▶ Given request: Work out how many lines hold "github". Give the number and nothing else.

[Stored records]
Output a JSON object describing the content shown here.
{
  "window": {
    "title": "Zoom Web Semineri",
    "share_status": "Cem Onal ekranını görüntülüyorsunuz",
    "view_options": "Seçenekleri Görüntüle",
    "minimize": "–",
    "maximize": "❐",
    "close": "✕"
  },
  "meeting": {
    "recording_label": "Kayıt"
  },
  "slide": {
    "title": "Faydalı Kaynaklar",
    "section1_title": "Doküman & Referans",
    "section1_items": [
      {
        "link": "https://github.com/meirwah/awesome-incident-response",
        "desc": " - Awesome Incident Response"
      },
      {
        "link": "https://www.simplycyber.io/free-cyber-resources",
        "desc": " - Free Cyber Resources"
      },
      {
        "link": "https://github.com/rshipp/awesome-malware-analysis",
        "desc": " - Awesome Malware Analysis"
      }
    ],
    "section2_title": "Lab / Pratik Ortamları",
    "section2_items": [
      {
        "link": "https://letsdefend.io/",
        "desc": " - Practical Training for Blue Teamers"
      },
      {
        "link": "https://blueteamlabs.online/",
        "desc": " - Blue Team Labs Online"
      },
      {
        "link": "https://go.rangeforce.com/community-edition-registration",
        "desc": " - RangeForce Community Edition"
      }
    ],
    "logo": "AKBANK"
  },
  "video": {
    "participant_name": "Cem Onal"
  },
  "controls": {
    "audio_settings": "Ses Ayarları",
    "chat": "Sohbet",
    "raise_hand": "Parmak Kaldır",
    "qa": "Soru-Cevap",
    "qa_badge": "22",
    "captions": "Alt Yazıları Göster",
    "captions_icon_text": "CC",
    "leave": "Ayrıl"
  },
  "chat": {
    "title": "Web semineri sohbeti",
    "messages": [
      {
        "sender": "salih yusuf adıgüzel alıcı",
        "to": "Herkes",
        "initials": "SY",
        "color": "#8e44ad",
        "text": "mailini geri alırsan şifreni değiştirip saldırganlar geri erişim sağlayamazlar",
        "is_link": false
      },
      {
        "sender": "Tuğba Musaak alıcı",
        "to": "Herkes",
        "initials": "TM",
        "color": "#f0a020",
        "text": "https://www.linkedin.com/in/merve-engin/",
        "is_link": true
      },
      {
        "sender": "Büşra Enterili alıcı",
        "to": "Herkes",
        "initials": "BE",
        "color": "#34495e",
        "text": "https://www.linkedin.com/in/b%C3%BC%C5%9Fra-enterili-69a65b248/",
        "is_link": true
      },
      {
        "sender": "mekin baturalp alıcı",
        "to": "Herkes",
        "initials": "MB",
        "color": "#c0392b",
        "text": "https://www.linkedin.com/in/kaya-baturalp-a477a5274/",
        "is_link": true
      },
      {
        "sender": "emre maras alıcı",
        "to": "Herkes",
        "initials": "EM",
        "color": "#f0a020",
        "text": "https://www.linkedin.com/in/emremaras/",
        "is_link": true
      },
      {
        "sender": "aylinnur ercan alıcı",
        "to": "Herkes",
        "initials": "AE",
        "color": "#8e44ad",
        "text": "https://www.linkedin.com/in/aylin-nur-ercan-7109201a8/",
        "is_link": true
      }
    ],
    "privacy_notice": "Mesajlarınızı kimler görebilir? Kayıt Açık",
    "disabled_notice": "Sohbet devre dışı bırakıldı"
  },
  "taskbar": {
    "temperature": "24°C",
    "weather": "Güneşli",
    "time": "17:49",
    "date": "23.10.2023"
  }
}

▶ Response for this exercise: 2